Dataset records:
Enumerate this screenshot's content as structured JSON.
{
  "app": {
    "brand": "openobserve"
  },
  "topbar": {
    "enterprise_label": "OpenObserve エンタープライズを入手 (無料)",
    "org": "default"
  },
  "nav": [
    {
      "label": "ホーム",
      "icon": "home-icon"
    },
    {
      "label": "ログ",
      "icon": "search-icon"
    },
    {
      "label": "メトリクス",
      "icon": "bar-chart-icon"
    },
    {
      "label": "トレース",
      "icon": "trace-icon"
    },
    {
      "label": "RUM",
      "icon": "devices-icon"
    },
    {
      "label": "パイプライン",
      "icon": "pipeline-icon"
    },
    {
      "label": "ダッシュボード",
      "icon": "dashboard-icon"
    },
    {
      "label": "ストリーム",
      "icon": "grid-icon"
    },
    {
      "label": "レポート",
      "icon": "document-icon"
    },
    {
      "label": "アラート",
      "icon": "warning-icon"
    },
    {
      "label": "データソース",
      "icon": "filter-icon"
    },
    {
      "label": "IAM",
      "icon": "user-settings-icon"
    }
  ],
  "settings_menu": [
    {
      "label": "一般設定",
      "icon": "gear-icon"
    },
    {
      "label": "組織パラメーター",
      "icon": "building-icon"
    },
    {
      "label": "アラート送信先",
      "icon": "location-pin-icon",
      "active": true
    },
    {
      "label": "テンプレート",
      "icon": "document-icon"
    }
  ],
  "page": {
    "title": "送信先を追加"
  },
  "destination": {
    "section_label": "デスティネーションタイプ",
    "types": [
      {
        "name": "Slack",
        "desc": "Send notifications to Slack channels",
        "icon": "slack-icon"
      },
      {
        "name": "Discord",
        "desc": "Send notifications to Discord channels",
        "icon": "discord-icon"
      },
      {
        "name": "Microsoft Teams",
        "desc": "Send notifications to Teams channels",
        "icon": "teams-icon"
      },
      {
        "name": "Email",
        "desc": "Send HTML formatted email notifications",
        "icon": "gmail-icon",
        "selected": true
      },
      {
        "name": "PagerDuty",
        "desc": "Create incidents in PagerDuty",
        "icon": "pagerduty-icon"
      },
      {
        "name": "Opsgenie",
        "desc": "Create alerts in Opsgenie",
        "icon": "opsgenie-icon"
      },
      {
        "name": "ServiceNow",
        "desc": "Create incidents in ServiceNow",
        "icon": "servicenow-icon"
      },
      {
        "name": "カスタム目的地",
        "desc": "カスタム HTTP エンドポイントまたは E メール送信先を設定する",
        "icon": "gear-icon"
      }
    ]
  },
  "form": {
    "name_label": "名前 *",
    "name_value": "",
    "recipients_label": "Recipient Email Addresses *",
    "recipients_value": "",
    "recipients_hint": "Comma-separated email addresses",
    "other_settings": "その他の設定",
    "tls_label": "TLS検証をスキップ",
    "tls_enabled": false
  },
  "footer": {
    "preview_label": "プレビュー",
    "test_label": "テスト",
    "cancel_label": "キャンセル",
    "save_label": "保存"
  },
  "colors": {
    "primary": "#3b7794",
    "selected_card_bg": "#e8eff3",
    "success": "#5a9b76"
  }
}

_Problem description_
Repeat every entry exactly as written above.

_Problem solution_
Enumerate this screenshot's content as structured JSON.
{
  "app": {
    "brand": "openobserve"
  },
  "topbar": {
    "enterprise_label": "OpenObserve エンタープライズを入手 (無料)",
    "org": "default"
  },
  "nav": [
    {
      "label": "ホーム",
      "icon": "home-icon"
    },
    {
      "label": "ログ",
      "icon": "search-icon"
    },
    {
      "label": "メトリクス",
      "icon": "bar-chart-icon"
    },
    {
      "label": "トレース",
      "icon": "trace-icon"
    },
    {
      "label": "RUM",
      "icon": "devices-icon"
    },
    {
      "label": "パイプライン",
      "icon": "pipeline-icon"
    },
    {
      "label": "ダッシュボード",
      "icon": "dashboard-icon"
    },
    {
      "label": "ストリーム",
      "icon": "grid-icon"
    },
    {
      "label": "レポート",
      "icon": "document-icon"
    },
    {
      "label": "アラート",
      "icon": "warning-icon"
    },
    {
      "label": "データソース",
      "icon": "filter-icon"
    },
    {
      "label": "IAM",
      "icon": "user-settings-icon"
    }
  ],
  "settings_menu": [
    {
      "label": "一般設定",
      "icon": "gear-icon"
    },
    {
      "label": "組織パラメーター",
      "icon": "building-icon"
    },
    {
      "label": "アラート送信先",
      "icon": "location-pin-icon",
      "active": true
    },
    {
      "label": "テンプレート",
      "icon": "document-icon"
    }
  ],
  "page": {
    "title": "送信先を追加"
  },
  "destination": {
    "section_label": "デスティネーションタイプ",
    "types": [
      {
        "name": "Slack",
        "desc": "Send notifications to Slack channels",
        "icon": "slack-icon"
      },
      {
        "name": "Discord",
        "desc": "Send notifications to Discord channels",
        "icon": "discord-icon"
      },
      {
        "name": "Microsoft Teams",
        "desc": "Send notifications to Teams channels",
        "icon": "teams-icon"
      },
      {
        "name": "Email",
        "desc": "Send HTML formatted email notifications",
        "icon": "gmail-icon",
        "selected": true
      },
      {
        "name": "PagerDuty",
        "desc": "Create incidents in PagerDuty",
        "icon": "pagerduty-icon"
      },
      {
        "name": "Opsgenie",
        "desc": "Create alerts in Opsgenie",
        "icon": "opsgenie-icon"
      },
      {
        "name": "ServiceNow",
        "desc": "Create incidents in ServiceNow",
        "icon": "servicenow-icon"
      },
      {
        "name": "カスタム目的地",
        "desc": "カスタム HTTP エンドポイントまたは E メール送信先を設定する",
        "icon": "gear-icon"
      }
    ]
  },
  "form": {
    "name_label": "名前 *",
    "name_value": "",
    "recipients_label": "Recipient Email Addresses *",
    "recipients_value": "",
    "recipients_hint": "Comma-separated email addresses",
    "other_settings": "その他の設定",
    "tls_label": "TLS検証をスキップ",
    "tls_enabled": false
  },
  "footer": {
    "preview_label": "プレビュー",
    "test_label": "テスト",
    "cancel_label": "キャンセル",
    "save_label": "保存"
  },
  "colors": {
    "primary": "#3b7794",
    "selected_card_bg": "#e8eff3",
    "success": "#5a9b76"
  }
}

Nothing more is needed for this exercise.